EXCERPTED RECORDS:

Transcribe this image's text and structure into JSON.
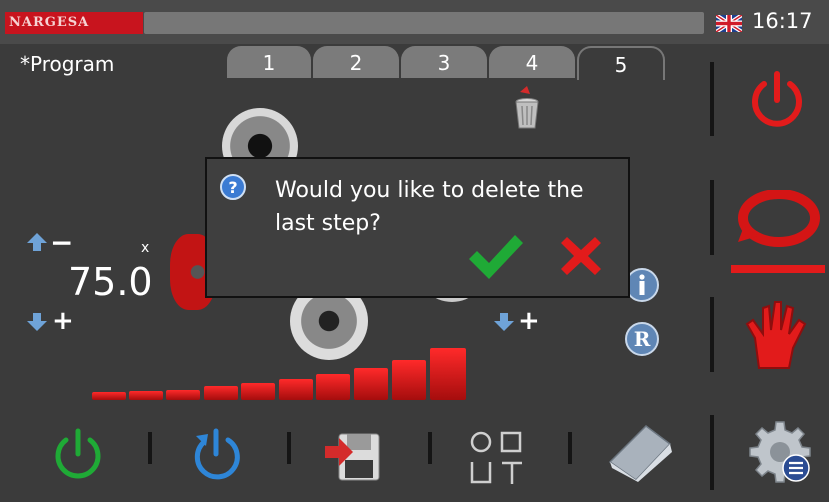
{
  "header": {
    "brand": "NARGESA",
    "language_flag": "uk-flag-icon",
    "clock": "16:17"
  },
  "program": {
    "label": "*Program",
    "tabs": [
      {
        "label": "1",
        "active": false
      },
      {
        "label": "2",
        "active": false
      },
      {
        "label": "3",
        "active": false
      },
      {
        "label": "4",
        "active": false
      },
      {
        "label": "5",
        "active": true
      }
    ]
  },
  "controls": {
    "left_value": "75.0",
    "left_unit": "x",
    "left_minus": "−",
    "left_plus": "+",
    "right_plus": "+"
  },
  "dialog": {
    "message_line1": "Would you like to delete the",
    "message_line2": "last step?",
    "icon": "question-icon",
    "confirm_icon": "check-icon",
    "cancel_icon": "cross-icon"
  },
  "bottom_toolbar": {
    "icons": [
      "power-on-icon",
      "refresh-icon",
      "save-icon",
      "shapes-icon",
      "folder-icon",
      "settings-icon"
    ]
  },
  "right_panel": {
    "icons": [
      "power-off-icon",
      "cycle-icon",
      "manual-hand-icon"
    ]
  },
  "side_icons": [
    "info-icon",
    "reset-icon",
    "trash-icon"
  ],
  "colors": {
    "accent_red": "#e21b1b",
    "confirm_green": "#1faa36",
    "power_blue": "#2e86d8",
    "power_green": "#1faa36"
  }
}
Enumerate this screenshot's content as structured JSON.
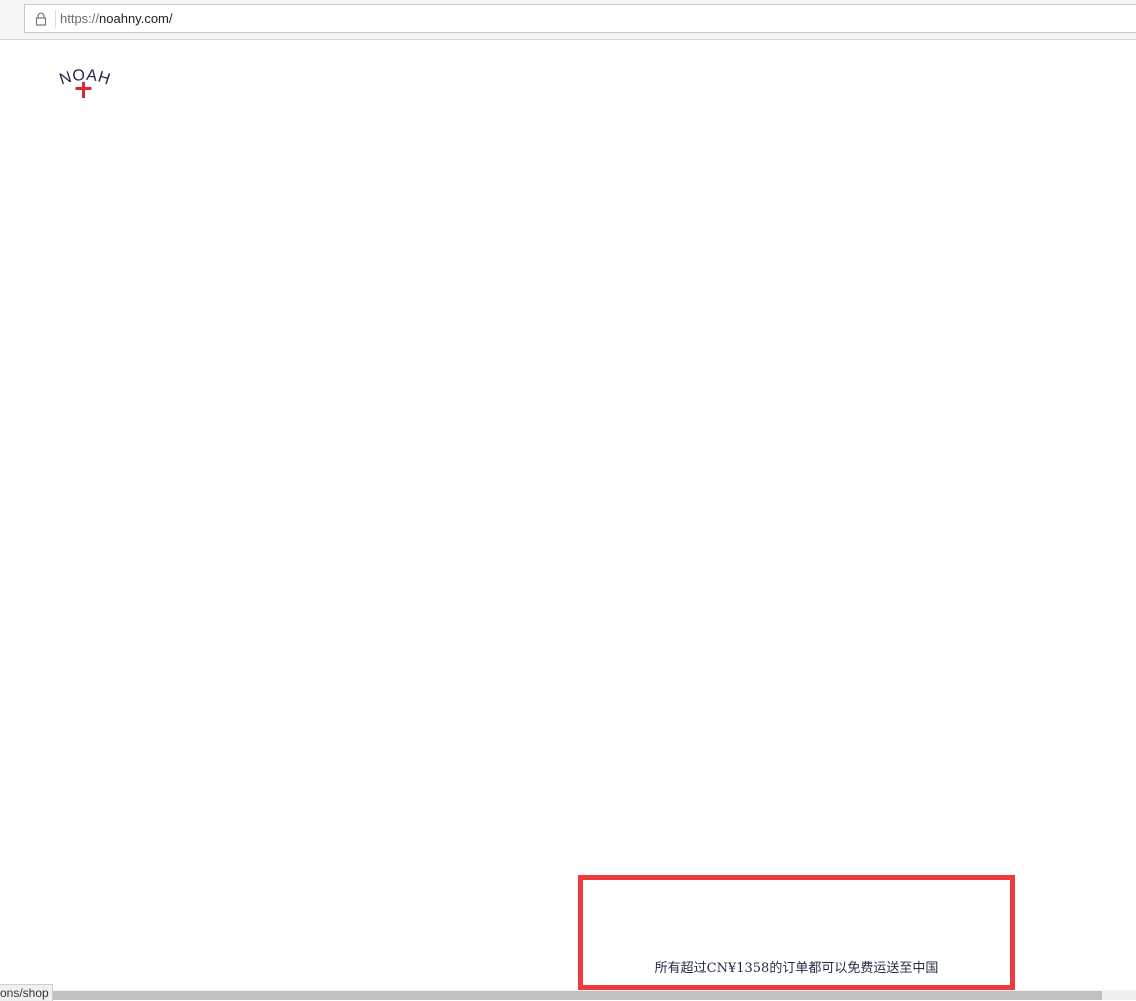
{
  "browser": {
    "url_scheme": "https://",
    "url_host": "noahny.com/",
    "lock_icon": "lock-icon"
  },
  "header": {
    "logo_text": "NOAH",
    "logo_icon": "cross-icon",
    "logo_colors": {
      "text": "#26254a",
      "cross": "#e0262e"
    }
  },
  "promo": {
    "shipping_message": "所有超过CN¥1358的订单都可以免费运送至中国",
    "highlight_color": "#ef3b3b"
  },
  "status_bar": {
    "link_text": "ons/shop"
  }
}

DESCRIPTION OF THE TASK: Write the entries above out in full, exactly, with no images.

SOLUTION:
Transcribe this image's text and structure into JSON.
{
  "header": {
    "brand": "NARGESA",
    "language_flag": "uk-flag-icon",
    "clock": "16:17"
  },
  "program": {
    "label": "*Program",
    "tabs": [
      {
        "label": "1",
        "active": false
      },
      {
        "label": "2",
        "active": false
      },
      {
        "label": "3",
        "active": false
      },
      {
        "label": "4",
        "active": false
      },
      {
        "label": "5",
        "active": true
      }
    ]
  },
  "controls": {
    "left_value": "75.0",
    "left_unit": "x",
    "left_minus": "−",
    "left_plus": "+",
    "right_plus": "+"
  },
  "dialog": {
    "message_line1": "Would you like to delete the",
    "message_line2": "last step?",
    "icon": "question-icon",
    "confirm_icon": "check-icon",
    "cancel_icon": "cross-icon"
  },
  "bottom_toolbar": {
    "icons": [
      "power-on-icon",
      "refresh-icon",
      "save-icon",
      "shapes-icon",
      "folder-icon",
      "settings-icon"
    ]
  },
  "right_panel": {
    "icons": [
      "power-off-icon",
      "cycle-icon",
      "manual-hand-icon"
    ]
  },
  "side_icons": [
    "info-icon",
    "reset-icon",
    "trash-icon"
  ],
  "colors": {
    "accent_red": "#e21b1b",
    "confirm_green": "#1faa36",
    "power_blue": "#2e86d8",
    "power_green": "#1faa36"
  }
}
Enumerate this screenshot's content as structured JSON.
{
  "browser": {
    "url_scheme": "https://",
    "url_host": "noahny.com/",
    "lock_icon": "lock-icon"
  },
  "header": {
    "logo_text": "NOAH",
    "logo_icon": "cross-icon",
    "logo_colors": {
      "text": "#26254a",
      "cross": "#e0262e"
    }
  },
  "promo": {
    "shipping_message": "所有超过CN¥1358的订单都可以免费运送至中国",
    "highlight_color": "#ef3b3b"
  },
  "status_bar": {
    "link_text": "ons/shop"
  }
}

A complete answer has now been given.